Set tasks ::
a: Name every distinct username that heads a post in the forum thread about cod mw 1 on the Wii, one per line.
b: Write the next post in the forum thread about cod mw 1 on the Wii, picking up after its final line.

:: Document passage

# cod mw 1 on the wii



## ron burgandy (Apr 18, 2007)

does anyone know of any wii cod mw1 forums where you can arrange private matches or something like that?


----------



## asjam86 (Mar 23, 2007)

I've got it on the WII too I'll find out my gamer tag and I'll post it up for you to add me as a friend.


----------



## silverback (Jun 18, 2008)

graphics are terrible on the "WII" :lol:


----------



## asjam86 (Mar 23, 2007)

Your honest unbiased opinion stems from? :tumbleweed:


----------



## jamie_s (Jul 10, 2009)

silverback said:


> graphics are terrible on the "WII" :lol:


What game is that? I recognise it...


----------



## silverback (Jun 18, 2008)

asjam86 said:


> Your honest unbiased opinion stems from? :tumbleweed:


it was a joke :speechles



jamie_s said:


> What game is that? I recognise it...


ikari


----------



## jamie_s (Jul 10, 2009)

silverback said:


> it was a joke :speechles
> 
> ikari


Maybe not then lol, Ive never heard of it


----------



## ron burgandy (Apr 18, 2007)

::::
:: Data rows

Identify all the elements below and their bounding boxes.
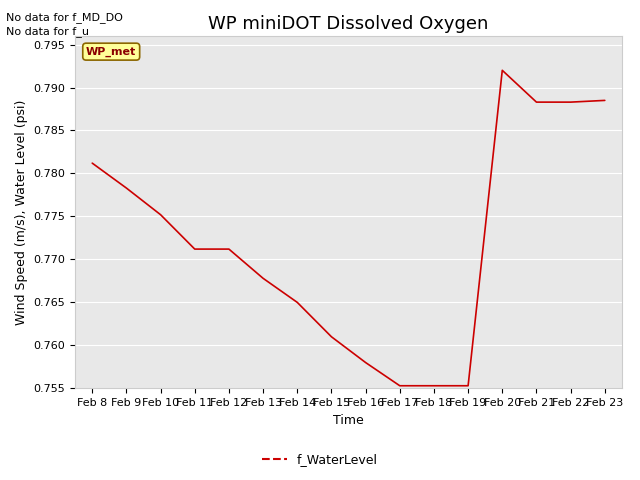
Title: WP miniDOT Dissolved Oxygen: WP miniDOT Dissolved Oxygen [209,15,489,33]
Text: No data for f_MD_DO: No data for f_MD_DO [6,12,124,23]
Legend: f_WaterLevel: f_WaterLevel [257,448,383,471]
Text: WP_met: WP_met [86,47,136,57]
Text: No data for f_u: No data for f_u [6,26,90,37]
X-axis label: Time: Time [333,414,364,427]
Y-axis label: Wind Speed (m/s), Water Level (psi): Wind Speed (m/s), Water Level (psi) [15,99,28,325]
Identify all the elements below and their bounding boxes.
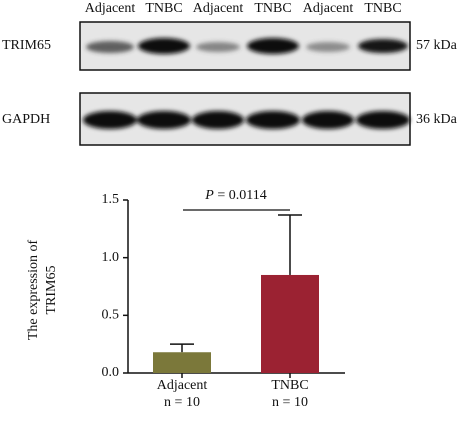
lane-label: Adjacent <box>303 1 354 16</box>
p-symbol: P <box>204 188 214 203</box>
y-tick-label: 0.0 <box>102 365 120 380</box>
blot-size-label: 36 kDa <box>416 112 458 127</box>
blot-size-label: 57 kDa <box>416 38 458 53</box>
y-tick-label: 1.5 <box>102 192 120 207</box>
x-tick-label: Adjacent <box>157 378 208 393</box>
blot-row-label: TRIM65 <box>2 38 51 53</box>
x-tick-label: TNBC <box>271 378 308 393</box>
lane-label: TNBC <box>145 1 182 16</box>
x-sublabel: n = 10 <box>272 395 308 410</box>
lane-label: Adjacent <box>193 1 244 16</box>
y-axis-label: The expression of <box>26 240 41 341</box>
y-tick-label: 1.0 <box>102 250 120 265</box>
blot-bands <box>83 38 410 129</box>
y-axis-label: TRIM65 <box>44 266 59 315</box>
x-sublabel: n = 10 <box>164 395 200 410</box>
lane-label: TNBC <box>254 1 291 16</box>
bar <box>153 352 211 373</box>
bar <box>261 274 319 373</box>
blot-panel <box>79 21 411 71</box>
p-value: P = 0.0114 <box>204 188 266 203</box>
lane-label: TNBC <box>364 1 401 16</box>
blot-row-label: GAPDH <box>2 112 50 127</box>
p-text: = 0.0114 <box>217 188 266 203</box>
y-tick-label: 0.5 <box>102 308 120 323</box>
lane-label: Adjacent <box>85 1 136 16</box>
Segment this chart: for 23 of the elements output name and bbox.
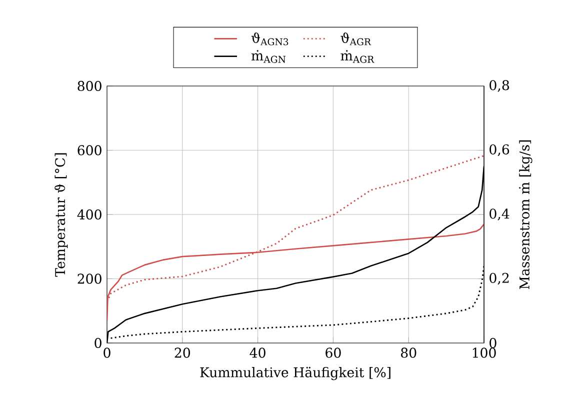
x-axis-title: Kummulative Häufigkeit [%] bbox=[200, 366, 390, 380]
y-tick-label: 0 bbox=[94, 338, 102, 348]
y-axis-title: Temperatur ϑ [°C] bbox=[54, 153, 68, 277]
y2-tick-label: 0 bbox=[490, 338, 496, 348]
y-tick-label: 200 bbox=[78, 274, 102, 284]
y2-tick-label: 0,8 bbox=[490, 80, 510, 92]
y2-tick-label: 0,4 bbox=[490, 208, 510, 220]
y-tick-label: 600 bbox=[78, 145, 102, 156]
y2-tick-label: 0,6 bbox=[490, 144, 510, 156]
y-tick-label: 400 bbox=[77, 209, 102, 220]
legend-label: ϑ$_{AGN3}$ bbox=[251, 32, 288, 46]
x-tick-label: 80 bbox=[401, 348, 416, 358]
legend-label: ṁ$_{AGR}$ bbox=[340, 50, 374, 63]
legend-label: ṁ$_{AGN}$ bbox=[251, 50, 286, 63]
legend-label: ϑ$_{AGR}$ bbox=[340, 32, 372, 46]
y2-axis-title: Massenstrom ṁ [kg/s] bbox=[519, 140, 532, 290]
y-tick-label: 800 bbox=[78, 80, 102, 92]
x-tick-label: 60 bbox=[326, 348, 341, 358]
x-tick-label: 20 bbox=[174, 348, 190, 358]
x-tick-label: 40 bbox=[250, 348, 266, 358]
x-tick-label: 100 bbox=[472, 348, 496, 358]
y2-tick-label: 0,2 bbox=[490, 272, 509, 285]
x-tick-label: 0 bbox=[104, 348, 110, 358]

::::

Replies ::
a:
ron burgandy
asjam86
silverback
jamie_s

b:
asjam86 said:


> I've got it on the WII too I'll find out my gamer tag and I'll post it up for you to add me as a friend.


yer please do, and anyone else is welcome to send me thier gamer tag and possibly get a few members together


----------



## asjam86 (Mar 23, 2007)

363701207705 is my friend id.


----------



## ron burgandy (Apr 18, 2007)

mine is 250743024878


----------



## asjam86 (Mar 23, 2007)

Added you as a friend, I'm pretty sure I've seen that gamer tag before so i may of already had a match against you lol :thumb:

Anyone else got it on the WII post up your friend ID's in here.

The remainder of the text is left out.